What you are asked to do: Omit every picture and output the rest of the records exactly as they are.
━━━━━ Data provided ━━━━━
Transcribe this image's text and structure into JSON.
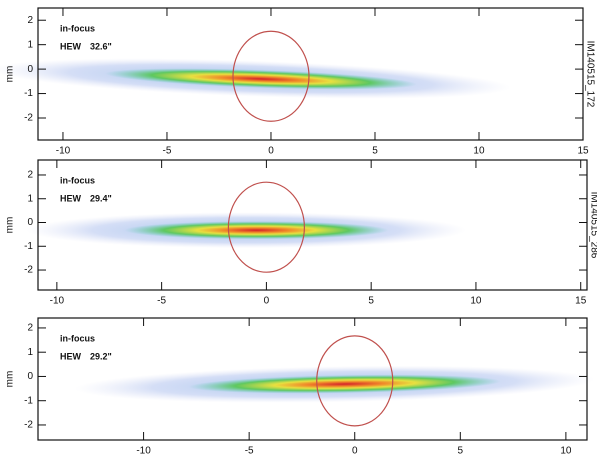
{
  "chart_data": [
    {
      "type": "image",
      "annotations": [
        "in-focus",
        "HEW",
        "32.6\""
      ],
      "y_label": "mm",
      "side_label": "IM140515_172",
      "xlim": [
        -11.2,
        15
      ],
      "ylim": [
        -2.9,
        2.5
      ],
      "xticks": [
        -10,
        -5,
        0,
        5,
        10,
        15
      ],
      "yticks": [
        -2,
        -1,
        0,
        1,
        2
      ]
    },
    {
      "type": "image",
      "annotations": [
        "in-focus",
        "HEW",
        "29.4\""
      ],
      "y_label": "mm",
      "side_label": "IM140515_286",
      "xlim": [
        -10.9,
        15.3
      ],
      "ylim": [
        -2.84,
        2.63
      ],
      "xticks": [
        -10,
        -5,
        0,
        5,
        10,
        15
      ],
      "yticks": [
        -2,
        -1,
        0,
        1,
        2
      ]
    },
    {
      "type": "image",
      "annotations": [
        "in-focus",
        "HEW",
        "29.2\""
      ],
      "y_label": "mm",
      "xlim": [
        -15,
        11
      ],
      "ylim": [
        -2.62,
        2.41
      ],
      "xticks": [
        -10,
        -5,
        0,
        5,
        10
      ],
      "yticks": [
        -2,
        -1,
        0,
        1,
        2
      ]
    }
  ]
}
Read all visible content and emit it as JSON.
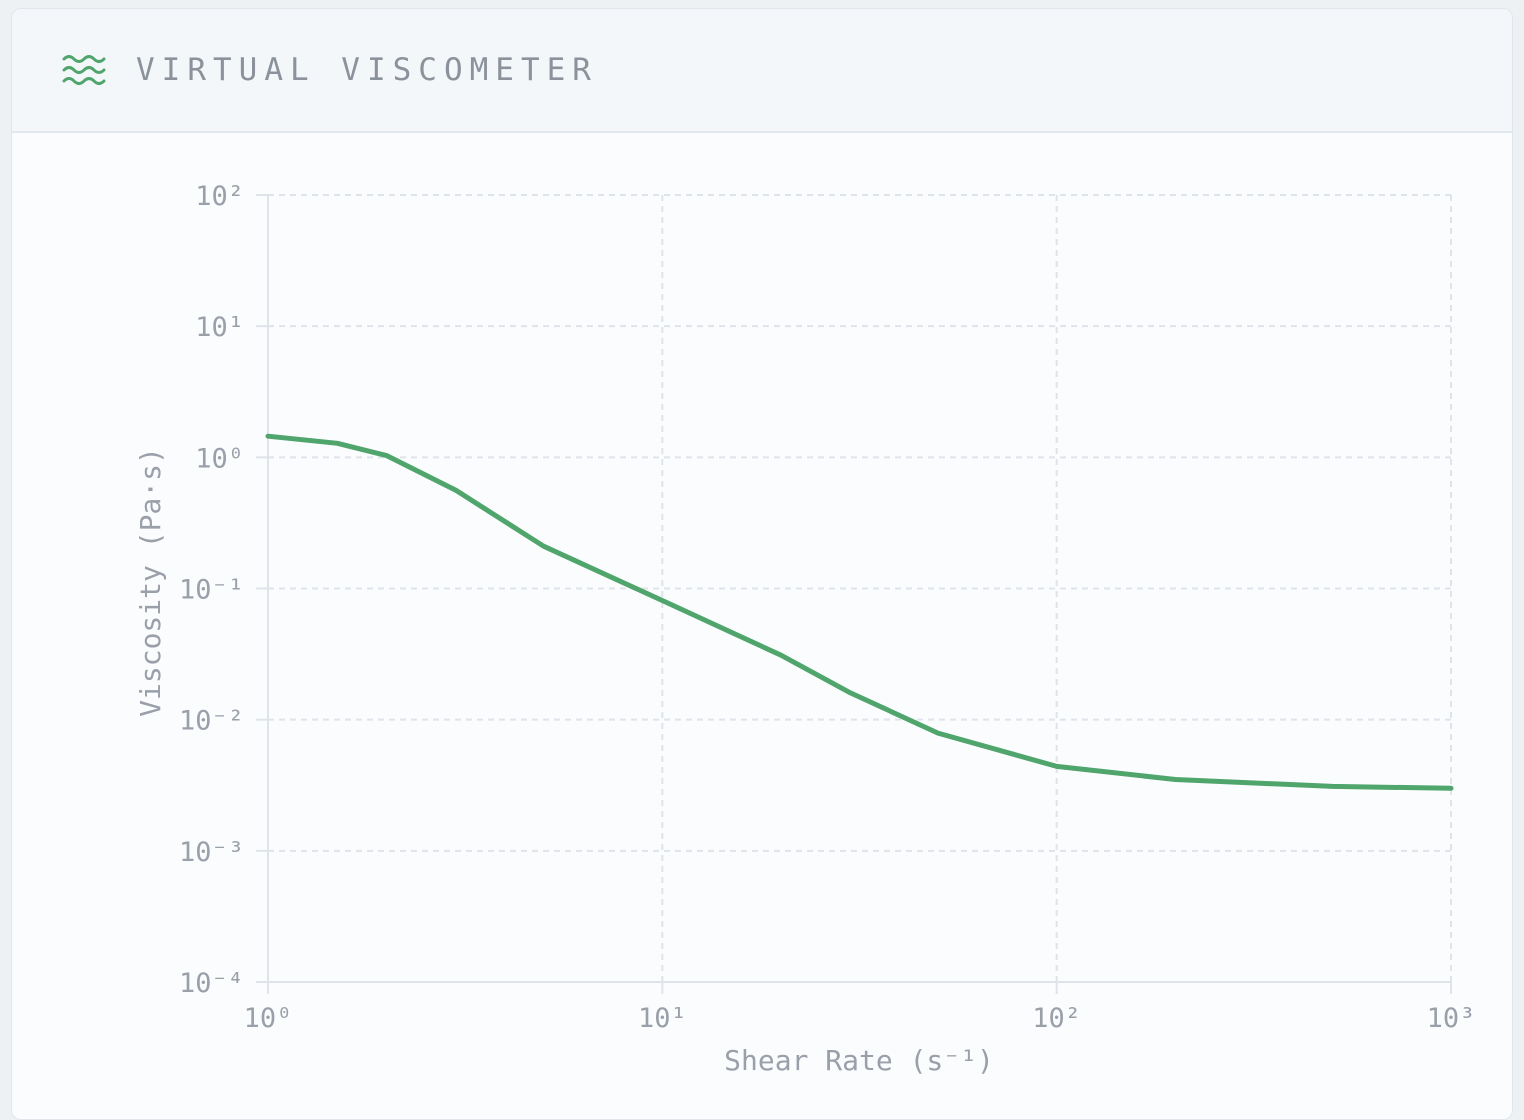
{
  "chart_data": {
    "type": "line",
    "title": "VIRTUAL VISCOMETER",
    "x_label": "Shear Rate (s⁻¹)",
    "y_label": "Viscosity (Pa·s)",
    "x": [
      1,
      1.5,
      2,
      3,
      5,
      10,
      20,
      30,
      50,
      100,
      200,
      500,
      1000
    ],
    "values": [
      1.45,
      1.28,
      1.03,
      0.56,
      0.21,
      0.081,
      0.031,
      0.016,
      0.0079,
      0.0044,
      0.0035,
      0.0031,
      0.003
    ],
    "color": "#4fa56c",
    "x_log": true,
    "y_log": true,
    "grid": true,
    "xlim": [
      1,
      1000
    ],
    "ylim": [
      0.0001,
      100
    ],
    "xticks": [
      {
        "value": 1,
        "label": "10⁰"
      },
      {
        "value": 10,
        "label": "10¹"
      },
      {
        "value": 100,
        "label": "10²"
      },
      {
        "value": 1000,
        "label": "10³"
      }
    ],
    "yticks": [
      {
        "value": 0.0001,
        "label": "10⁻⁴"
      },
      {
        "value": 0.001,
        "label": "10⁻³"
      },
      {
        "value": 0.01,
        "label": "10⁻²"
      },
      {
        "value": 0.1,
        "label": "10⁻¹"
      },
      {
        "value": 1,
        "label": "10⁰"
      },
      {
        "value": 10,
        "label": "10¹"
      },
      {
        "value": 100,
        "label": "10²"
      }
    ]
  }
}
━━━━━
Response:
Transcribe this image's text and structure into JSON.
{
  "chart_data": [
    {
      "type": "image",
      "annotations": [
        "in-focus",
        "HEW",
        "32.6\""
      ],
      "y_label": "mm",
      "side_label": "IM140515_172",
      "xlim": [
        -11.2,
        15
      ],
      "ylim": [
        -2.9,
        2.5
      ],
      "xticks": [
        -10,
        -5,
        0,
        5,
        10,
        15
      ],
      "yticks": [
        -2,
        -1,
        0,
        1,
        2
      ]
    },
    {
      "type": "image",
      "annotations": [
        "in-focus",
        "HEW",
        "29.4\""
      ],
      "y_label": "mm",
      "side_label": "IM140515_286",
      "xlim": [
        -10.9,
        15.3
      ],
      "ylim": [
        -2.84,
        2.63
      ],
      "xticks": [
        -10,
        -5,
        0,
        5,
        10,
        15
      ],
      "yticks": [
        -2,
        -1,
        0,
        1,
        2
      ]
    },
    {
      "type": "image",
      "annotations": [
        "in-focus",
        "HEW",
        "29.2\""
      ],
      "y_label": "mm",
      "xlim": [
        -15,
        11
      ],
      "ylim": [
        -2.62,
        2.41
      ],
      "xticks": [
        -10,
        -5,
        0,
        5,
        10
      ],
      "yticks": [
        -2,
        -1,
        0,
        1,
        2
      ]
    }
  ]
}
Read all visible content and emit it as JSON.
{
  "chart_data": {
    "type": "line",
    "title": "VIRTUAL VISCOMETER",
    "x_label": "Shear Rate (s⁻¹)",
    "y_label": "Viscosity (Pa·s)",
    "x": [
      1,
      1.5,
      2,
      3,
      5,
      10,
      20,
      30,
      50,
      100,
      200,
      500,
      1000
    ],
    "values": [
      1.45,
      1.28,
      1.03,
      0.56,
      0.21,
      0.081,
      0.031,
      0.016,
      0.0079,
      0.0044,
      0.0035,
      0.0031,
      0.003
    ],
    "color": "#4fa56c",
    "x_log": true,
    "y_log": true,
    "grid": true,
    "xlim": [
      1,
      1000
    ],
    "ylim": [
      0.0001,
      100
    ],
    "xticks": [
      {
        "value": 1,
        "label": "10⁰"
      },
      {
        "value": 10,
        "label": "10¹"
      },
      {
        "value": 100,
        "label": "10²"
      },
      {
        "value": 1000,
        "label": "10³"
      }
    ],
    "yticks": [
      {
        "value": 0.0001,
        "label": "10⁻⁴"
      },
      {
        "value": 0.001,
        "label": "10⁻³"
      },
      {
        "value": 0.01,
        "label": "10⁻²"
      },
      {
        "value": 0.1,
        "label": "10⁻¹"
      },
      {
        "value": 1,
        "label": "10⁰"
      },
      {
        "value": 10,
        "label": "10¹"
      },
      {
        "value": 100,
        "label": "10²"
      }
    ]
  }
}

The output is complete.